Data provided »

• • •

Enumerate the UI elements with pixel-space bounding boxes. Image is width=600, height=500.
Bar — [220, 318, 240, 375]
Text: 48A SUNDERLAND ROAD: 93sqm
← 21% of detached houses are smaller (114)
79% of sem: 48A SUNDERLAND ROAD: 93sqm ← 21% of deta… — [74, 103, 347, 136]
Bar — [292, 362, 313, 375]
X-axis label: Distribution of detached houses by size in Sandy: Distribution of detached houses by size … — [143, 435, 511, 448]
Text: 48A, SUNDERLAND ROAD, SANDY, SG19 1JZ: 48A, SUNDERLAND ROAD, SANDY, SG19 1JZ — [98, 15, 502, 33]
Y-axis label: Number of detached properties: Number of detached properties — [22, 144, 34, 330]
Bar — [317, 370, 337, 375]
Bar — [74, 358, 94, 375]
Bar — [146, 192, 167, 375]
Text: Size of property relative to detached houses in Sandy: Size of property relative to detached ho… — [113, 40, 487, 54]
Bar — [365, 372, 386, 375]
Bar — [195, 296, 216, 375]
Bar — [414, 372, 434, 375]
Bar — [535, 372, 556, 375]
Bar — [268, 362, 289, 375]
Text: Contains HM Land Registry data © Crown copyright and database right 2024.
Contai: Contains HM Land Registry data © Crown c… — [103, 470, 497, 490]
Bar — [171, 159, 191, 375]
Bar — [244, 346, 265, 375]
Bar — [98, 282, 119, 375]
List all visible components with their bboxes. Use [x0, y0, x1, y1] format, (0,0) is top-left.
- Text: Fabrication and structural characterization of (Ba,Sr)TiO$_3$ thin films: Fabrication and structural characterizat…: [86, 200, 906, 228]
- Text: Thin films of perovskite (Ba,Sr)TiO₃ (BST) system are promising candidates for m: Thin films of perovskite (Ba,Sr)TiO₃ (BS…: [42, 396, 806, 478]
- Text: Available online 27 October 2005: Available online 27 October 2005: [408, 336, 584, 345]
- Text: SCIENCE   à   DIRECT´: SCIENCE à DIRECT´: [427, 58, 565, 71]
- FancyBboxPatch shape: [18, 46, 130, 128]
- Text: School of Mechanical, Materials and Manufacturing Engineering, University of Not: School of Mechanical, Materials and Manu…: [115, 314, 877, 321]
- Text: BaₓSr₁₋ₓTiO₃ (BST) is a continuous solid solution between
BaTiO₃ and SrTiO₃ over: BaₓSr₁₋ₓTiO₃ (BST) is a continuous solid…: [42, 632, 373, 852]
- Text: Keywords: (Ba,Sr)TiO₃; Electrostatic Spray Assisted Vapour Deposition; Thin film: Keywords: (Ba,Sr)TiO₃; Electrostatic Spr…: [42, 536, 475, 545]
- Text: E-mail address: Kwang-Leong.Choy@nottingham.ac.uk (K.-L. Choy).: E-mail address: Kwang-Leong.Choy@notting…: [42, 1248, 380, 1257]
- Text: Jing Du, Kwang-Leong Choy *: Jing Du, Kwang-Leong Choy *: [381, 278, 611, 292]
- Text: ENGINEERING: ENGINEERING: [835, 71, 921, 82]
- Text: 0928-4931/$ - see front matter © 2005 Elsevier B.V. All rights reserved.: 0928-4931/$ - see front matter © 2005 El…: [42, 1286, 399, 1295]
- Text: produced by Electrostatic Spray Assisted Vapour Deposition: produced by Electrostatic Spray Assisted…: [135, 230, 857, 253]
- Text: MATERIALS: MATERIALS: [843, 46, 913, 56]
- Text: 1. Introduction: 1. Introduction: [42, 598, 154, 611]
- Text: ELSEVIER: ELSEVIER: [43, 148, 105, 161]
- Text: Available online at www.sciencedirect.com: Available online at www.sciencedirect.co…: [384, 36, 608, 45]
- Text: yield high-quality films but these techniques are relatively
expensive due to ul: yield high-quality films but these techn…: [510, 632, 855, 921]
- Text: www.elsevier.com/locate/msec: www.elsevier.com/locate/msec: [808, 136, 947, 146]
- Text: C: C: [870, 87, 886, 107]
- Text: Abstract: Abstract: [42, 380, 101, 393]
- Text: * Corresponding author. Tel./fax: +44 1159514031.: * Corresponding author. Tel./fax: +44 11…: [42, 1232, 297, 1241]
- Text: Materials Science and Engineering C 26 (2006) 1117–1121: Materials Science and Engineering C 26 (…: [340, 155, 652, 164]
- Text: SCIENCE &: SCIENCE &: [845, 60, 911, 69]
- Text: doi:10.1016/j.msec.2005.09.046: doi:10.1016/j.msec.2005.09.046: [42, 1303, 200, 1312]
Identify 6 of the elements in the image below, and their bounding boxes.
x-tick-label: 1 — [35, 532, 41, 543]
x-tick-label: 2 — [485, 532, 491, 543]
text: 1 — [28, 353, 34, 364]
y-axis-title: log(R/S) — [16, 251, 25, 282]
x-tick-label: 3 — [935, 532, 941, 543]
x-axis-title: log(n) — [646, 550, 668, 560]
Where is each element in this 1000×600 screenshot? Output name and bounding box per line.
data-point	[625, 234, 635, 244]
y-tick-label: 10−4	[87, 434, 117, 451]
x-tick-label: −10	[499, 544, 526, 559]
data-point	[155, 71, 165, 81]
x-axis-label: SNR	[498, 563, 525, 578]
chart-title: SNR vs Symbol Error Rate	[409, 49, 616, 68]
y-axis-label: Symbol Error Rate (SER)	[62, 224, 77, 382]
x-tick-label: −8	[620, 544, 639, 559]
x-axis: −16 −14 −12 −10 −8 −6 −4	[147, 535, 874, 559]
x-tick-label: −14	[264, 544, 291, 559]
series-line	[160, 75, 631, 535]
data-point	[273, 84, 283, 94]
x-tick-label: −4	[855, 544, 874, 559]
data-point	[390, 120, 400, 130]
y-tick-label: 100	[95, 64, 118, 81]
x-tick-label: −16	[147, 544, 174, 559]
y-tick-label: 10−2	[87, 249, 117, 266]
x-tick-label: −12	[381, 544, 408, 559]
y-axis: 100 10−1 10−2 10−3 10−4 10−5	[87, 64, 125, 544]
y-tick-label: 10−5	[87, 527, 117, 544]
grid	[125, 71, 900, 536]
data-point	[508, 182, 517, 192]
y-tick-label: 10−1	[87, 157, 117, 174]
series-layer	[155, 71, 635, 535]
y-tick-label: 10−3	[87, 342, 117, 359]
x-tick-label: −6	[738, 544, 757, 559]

• • •

Written problem »
Write out the lines word for word, starting at the first line and ending at the line that contains "X-axis label: Distribution", with both of those lines included.

Full response »
Enumerate the UI elements with pixel-space bounding boxes. Image is width=600, height=500.
Bar — [220, 318, 240, 375]
Text: 48A SUNDERLAND ROAD: 93sqm
← 21% of detached houses are smaller (114)
79% of sem: 48A SUNDERLAND ROAD: 93sqm ← 21% of deta… — [74, 103, 347, 136]
Bar — [292, 362, 313, 375]
X-axis label: Distribution of detached houses by size in Sandy: Distribution of detached houses by size … — [143, 435, 511, 448]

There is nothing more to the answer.